Data for this task |
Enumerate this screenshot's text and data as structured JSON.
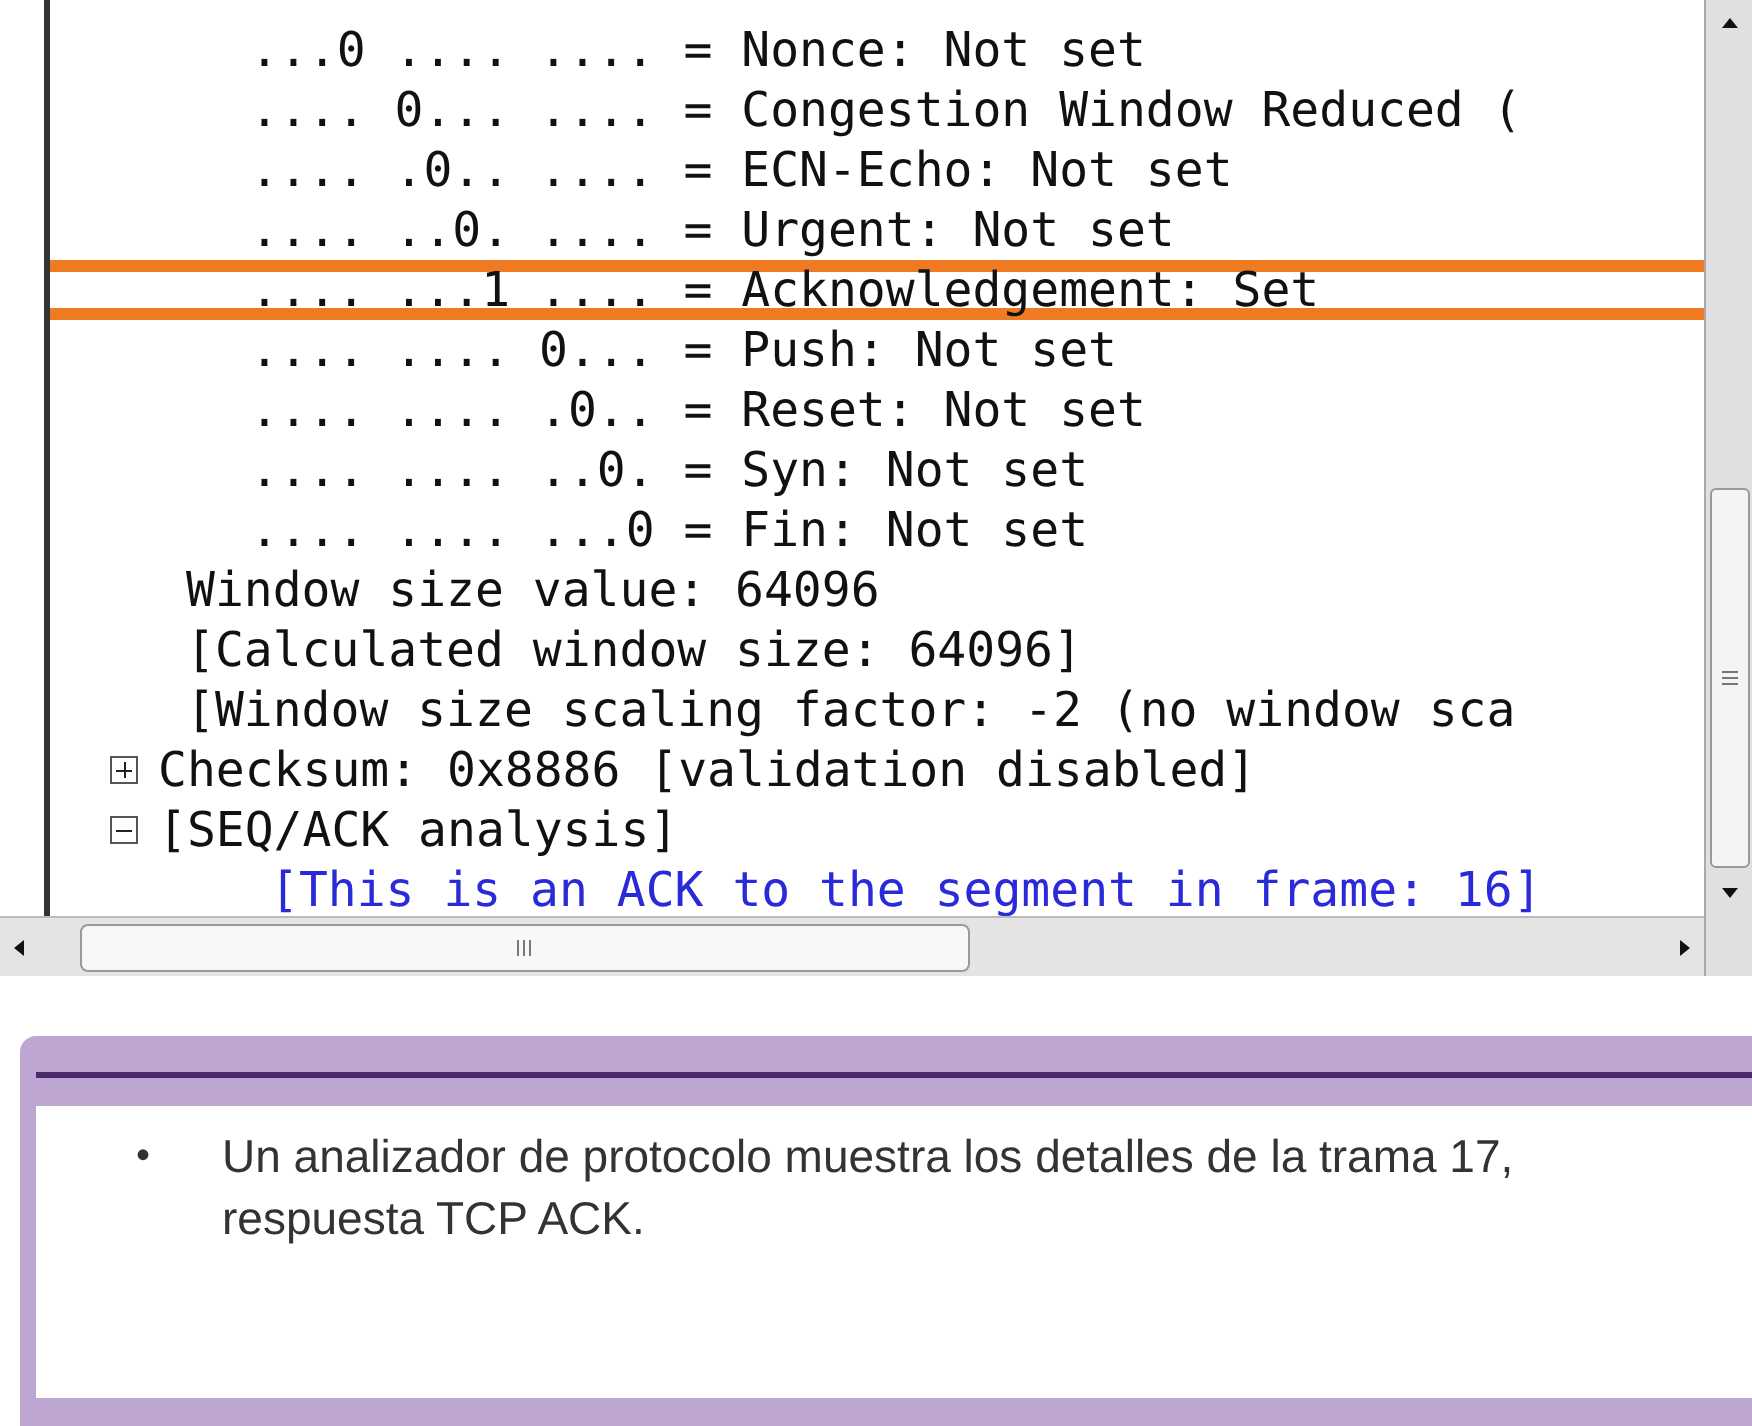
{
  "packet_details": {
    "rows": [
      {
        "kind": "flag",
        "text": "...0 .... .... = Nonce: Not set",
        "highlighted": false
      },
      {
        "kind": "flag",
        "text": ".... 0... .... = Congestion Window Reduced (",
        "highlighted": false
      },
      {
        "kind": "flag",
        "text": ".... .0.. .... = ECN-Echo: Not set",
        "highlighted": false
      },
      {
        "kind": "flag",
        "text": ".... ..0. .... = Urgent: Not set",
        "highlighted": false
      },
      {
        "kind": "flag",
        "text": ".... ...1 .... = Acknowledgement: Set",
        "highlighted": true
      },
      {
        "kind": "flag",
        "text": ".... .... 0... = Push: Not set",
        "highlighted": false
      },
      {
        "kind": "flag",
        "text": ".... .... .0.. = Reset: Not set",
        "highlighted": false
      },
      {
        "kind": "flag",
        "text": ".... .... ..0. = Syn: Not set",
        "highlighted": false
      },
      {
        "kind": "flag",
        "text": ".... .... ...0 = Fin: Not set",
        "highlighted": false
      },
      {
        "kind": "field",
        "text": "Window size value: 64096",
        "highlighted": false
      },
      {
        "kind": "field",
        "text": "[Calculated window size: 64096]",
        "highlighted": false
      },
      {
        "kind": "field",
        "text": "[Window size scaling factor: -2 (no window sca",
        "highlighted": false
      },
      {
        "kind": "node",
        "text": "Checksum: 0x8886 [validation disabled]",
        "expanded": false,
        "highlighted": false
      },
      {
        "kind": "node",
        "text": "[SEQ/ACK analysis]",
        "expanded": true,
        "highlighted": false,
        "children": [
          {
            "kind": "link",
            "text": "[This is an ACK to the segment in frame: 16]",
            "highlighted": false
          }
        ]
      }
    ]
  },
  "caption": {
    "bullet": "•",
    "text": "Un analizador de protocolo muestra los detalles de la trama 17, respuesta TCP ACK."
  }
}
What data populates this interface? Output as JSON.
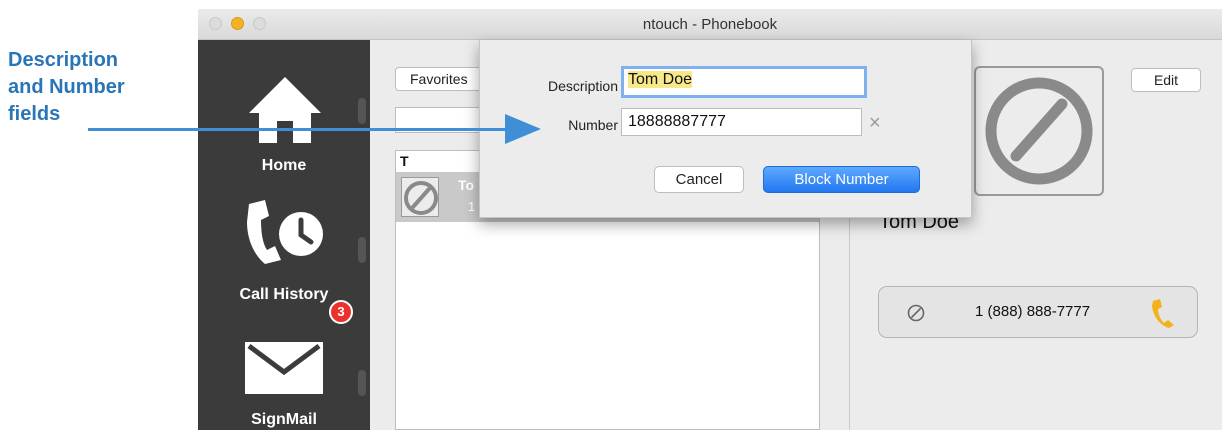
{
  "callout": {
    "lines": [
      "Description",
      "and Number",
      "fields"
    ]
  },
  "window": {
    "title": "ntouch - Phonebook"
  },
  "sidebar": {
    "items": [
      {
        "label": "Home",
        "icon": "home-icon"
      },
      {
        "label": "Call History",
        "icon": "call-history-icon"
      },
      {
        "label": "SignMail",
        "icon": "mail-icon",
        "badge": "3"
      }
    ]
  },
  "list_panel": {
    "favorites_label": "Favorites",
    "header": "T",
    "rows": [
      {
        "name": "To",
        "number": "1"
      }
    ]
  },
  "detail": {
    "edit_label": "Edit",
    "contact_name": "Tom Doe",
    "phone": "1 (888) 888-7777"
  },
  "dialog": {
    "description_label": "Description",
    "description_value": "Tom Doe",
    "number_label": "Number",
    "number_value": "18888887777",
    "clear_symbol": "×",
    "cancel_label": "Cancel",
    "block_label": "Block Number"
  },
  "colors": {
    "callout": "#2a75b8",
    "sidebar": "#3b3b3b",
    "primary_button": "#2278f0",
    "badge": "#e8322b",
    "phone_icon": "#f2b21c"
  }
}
--
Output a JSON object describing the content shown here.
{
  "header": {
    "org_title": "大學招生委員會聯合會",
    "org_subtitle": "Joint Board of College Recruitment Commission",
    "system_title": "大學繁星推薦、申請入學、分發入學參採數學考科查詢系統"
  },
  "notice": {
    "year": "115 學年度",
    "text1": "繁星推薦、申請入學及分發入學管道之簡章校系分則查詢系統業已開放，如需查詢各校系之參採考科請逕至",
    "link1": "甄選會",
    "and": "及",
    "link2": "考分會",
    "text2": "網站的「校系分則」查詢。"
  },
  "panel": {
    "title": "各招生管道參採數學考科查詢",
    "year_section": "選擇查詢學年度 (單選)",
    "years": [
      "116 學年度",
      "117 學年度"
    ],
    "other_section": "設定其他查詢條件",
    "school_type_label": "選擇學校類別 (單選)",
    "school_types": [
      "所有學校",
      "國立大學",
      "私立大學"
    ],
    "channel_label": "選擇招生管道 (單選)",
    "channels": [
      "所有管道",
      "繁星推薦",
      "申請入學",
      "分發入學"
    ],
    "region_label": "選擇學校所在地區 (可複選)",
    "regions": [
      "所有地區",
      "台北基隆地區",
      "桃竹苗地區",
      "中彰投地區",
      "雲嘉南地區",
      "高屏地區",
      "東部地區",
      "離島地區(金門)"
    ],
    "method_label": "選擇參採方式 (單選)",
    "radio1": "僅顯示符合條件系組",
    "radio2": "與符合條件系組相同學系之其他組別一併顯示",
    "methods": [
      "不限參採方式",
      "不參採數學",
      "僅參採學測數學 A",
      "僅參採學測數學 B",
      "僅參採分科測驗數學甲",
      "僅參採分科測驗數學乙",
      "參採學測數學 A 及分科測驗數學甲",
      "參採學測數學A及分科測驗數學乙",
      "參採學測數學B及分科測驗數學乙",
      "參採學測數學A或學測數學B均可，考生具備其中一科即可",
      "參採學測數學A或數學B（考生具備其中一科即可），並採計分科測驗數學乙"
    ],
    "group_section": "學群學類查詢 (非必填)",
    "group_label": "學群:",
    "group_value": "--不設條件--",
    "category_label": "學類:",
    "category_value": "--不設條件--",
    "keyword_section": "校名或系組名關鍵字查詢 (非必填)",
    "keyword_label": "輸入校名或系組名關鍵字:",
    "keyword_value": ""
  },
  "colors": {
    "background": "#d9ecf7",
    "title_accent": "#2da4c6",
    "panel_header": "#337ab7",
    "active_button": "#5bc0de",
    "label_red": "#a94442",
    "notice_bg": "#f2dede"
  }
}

Directions | Write out every line from the entries where "考生具備其中一科即可" appears.

Output of the task |
      "參採學測數學A或學測數學B均可，考生具備其中一科即可",
      "參採學測數學A或數學B（考生具備其中一科即可），並採計分科測驗數學乙"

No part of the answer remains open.